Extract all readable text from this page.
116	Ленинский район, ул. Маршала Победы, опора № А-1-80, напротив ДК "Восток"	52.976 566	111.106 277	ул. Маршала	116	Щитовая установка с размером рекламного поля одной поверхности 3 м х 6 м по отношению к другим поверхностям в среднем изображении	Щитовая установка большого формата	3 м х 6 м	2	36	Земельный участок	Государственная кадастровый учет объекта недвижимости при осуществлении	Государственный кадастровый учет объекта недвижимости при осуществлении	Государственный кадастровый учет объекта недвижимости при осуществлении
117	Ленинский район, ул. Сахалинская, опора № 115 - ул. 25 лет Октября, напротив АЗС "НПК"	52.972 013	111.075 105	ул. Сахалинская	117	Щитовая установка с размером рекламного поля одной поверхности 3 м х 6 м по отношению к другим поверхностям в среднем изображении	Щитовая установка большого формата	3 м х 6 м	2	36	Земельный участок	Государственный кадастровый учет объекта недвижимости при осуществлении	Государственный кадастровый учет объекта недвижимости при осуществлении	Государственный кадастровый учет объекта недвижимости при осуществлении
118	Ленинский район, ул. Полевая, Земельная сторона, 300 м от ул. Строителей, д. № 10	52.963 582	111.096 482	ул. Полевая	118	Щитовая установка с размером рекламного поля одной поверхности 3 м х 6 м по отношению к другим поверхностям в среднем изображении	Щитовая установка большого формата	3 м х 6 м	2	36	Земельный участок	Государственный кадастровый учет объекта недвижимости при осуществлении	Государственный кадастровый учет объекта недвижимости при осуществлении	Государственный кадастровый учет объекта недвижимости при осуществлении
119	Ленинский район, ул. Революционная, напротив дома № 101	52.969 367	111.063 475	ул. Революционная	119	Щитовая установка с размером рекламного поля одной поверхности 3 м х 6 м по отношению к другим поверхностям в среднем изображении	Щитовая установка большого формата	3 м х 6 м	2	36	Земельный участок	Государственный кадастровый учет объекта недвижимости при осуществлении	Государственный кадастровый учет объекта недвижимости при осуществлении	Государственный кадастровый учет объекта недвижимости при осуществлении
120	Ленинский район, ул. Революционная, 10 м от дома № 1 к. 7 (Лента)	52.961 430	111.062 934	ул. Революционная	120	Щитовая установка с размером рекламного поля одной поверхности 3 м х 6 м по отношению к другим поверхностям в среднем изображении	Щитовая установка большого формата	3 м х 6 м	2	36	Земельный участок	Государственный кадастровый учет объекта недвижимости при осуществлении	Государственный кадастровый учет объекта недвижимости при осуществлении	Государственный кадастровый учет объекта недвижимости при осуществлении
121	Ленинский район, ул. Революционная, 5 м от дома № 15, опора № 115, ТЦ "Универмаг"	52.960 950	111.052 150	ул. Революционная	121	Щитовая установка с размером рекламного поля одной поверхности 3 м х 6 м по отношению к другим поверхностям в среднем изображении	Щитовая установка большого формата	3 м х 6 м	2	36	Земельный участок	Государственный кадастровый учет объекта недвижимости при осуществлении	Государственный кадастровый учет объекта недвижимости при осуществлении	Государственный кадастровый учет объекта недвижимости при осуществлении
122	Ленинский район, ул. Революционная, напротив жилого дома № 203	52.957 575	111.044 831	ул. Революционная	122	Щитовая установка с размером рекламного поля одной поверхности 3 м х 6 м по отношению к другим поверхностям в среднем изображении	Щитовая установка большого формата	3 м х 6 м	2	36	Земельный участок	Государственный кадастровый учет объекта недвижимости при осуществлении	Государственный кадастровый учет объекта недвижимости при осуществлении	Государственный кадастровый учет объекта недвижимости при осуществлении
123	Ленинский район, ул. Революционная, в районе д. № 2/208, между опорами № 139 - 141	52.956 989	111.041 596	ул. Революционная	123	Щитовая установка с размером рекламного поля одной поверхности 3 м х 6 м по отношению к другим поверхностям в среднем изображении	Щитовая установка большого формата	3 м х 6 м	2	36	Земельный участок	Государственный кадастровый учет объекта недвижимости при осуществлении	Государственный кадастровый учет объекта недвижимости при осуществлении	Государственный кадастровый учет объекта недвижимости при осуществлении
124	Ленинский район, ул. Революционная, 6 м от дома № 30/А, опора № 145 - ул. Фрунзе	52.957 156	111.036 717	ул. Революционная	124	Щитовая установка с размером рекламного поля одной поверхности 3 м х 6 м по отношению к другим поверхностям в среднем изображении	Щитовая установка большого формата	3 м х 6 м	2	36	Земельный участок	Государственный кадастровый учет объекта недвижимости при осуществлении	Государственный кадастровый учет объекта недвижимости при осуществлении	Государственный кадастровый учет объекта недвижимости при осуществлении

━━━━━━━━

(GOAL OF THE EXERCISE):
From the listing above, extract every line exactly as it stands.

(CORRECT ANSWER):
Extract all readable text from this page.
116	Ленинский район, ул. Маршала Победы, опора № А-1-80, напротив ДК "Восток"	52.976 566	111.106 277	ул. Маршала	116	Щитовая установка с размером рекламного поля одной поверхности 3 м х 6 м по отношению к другим поверхностям в среднем изображении	Щитовая установка большого формата	3 м х 6 м	2	36	Земельный участок	Государственная кадастровый учет объекта недвижимости при осуществлении	Государственный кадастровый учет объекта недвижимости при осуществлении	Государственный кадастровый учет объекта недвижимости при осуществлении
117	Ленинский район, ул. Сахалинская, опора № 115 - ул. 25 лет Октября, напротив АЗС "НПК"	52.972 013	111.075 105	ул. Сахалинская	117	Щитовая установка с размером рекламного поля одной поверхности 3 м х 6 м по отношению к другим поверхностям в среднем изображении	Щитовая установка большого формата	3 м х 6 м	2	36	Земельный участок	Государственный кадастровый учет объекта недвижимости при осуществлении	Государственный кадастровый учет объекта недвижимости при осуществлении	Государственный кадастровый учет объекта недвижимости при осуществлении
118	Ленинский район, ул. Полевая, Земельная сторона, 300 м от ул. Строителей, д. № 10	52.963 582	111.096 482	ул. Полевая	118	Щитовая установка с размером рекламного поля одной поверхности 3 м х 6 м по отношению к другим поверхностям в среднем изображении	Щитовая установка большого формата	3 м х 6 м	2	36	Земельный участок	Государственный кадастровый учет объекта недвижимости при осуществлении	Государственный кадастровый учет объекта недвижимости при осуществлении	Государственный кадастровый учет объекта недвижимости при осуществлении
119	Ленинский район, ул. Революционная, напротив дома № 101	52.969 367	111.063 475	ул. Революционная	119	Щитовая установка с размером рекламного поля одной поверхности 3 м х 6 м по отношению к другим поверхностям в среднем изображении	Щитовая установка большого формата	3 м х 6 м	2	36	Земельный участок	Государственный кадастровый учет объекта недвижимости при осуществлении	Государственный кадастровый учет объекта недвижимости при осуществлении	Государственный кадастровый учет объекта недвижимости при осуществлении
120	Ленинский район, ул. Революционная, 10 м от дома № 1 к. 7 (Лента)	52.961 430	111.062 934	ул. Революционная	120	Щитовая установка с размером рекламного поля одной поверхности 3 м х 6 м по отношению к другим поверхностям в среднем изображении	Щитовая установка большого формата	3 м х 6 м	2	36	Земельный участок	Государственный кадастровый учет объекта недвижимости при осуществлении	Государственный кадастровый учет объекта недвижимости при осуществлении	Государственный кадастровый учет объекта недвижимости при осуществлении
121	Ленинский район, ул. Революционная, 5 м от дома № 15, опора № 115, ТЦ "Универмаг"	52.960 950	111.052 150	ул. Революционная	121	Щитовая установка с размером рекламного поля одной поверхности 3 м х 6 м по отношению к другим поверхностям в среднем изображении	Щитовая установка большого формата	3 м х 6 м	2	36	Земельный участок	Государственный кадастровый учет объекта недвижимости при осуществлении	Государственный кадастровый учет объекта недвижимости при осуществлении	Государственный кадастровый учет объекта недвижимости при осуществлении
122	Ленинский район, ул. Революционная, напротив жилого дома № 203	52.957 575	111.044 831	ул. Революционная	122	Щитовая установка с размером рекламного поля одной поверхности 3 м х 6 м по отношению к другим поверхностям в среднем изображении	Щитовая установка большого формата	3 м х 6 м	2	36	Земельный участок	Государственный кадастровый учет объекта недвижимости при осуществлении	Государственный кадастровый учет объекта недвижимости при осуществлении	Государственный кадастровый учет объекта недвижимости при осуществлении
123	Ленинский район, ул. Революционная, в районе д. № 2/208, между опорами № 139 - 141	52.956 989	111.041 596	ул. Революционная	123	Щитовая установка с размером рекламного поля одной поверхности 3 м х 6 м по отношению к другим поверхностям в среднем изображении	Щитовая установка большого формата	3 м х 6 м	2	36	Земельный участок	Государственный кадастровый учет объекта недвижимости при осуществлении	Государственный кадастровый учет объекта недвижимости при осуществлении	Государственный кадастровый учет объекта недвижимости при осуществлении
124	Ленинский район, ул. Революционная, 6 м от дома № 30/А, опора № 145 - ул. Фрунзе	52.957 156	111.036 717	ул. Революционная	124	Щитовая установка с размером рекламного поля одной поверхности 3 м х 6 м по отношению к другим поверхностям в среднем изображении	Щитовая установка большого формата	3 м х 6 м	2	36	Земельный участок	Государственный кадастровый учет объекта недвижимости при осуществлении	Государственный кадастровый учет объекта недвижимости при осуществлении	Государственный кадастровый учет объекта недвижимости при осуществлении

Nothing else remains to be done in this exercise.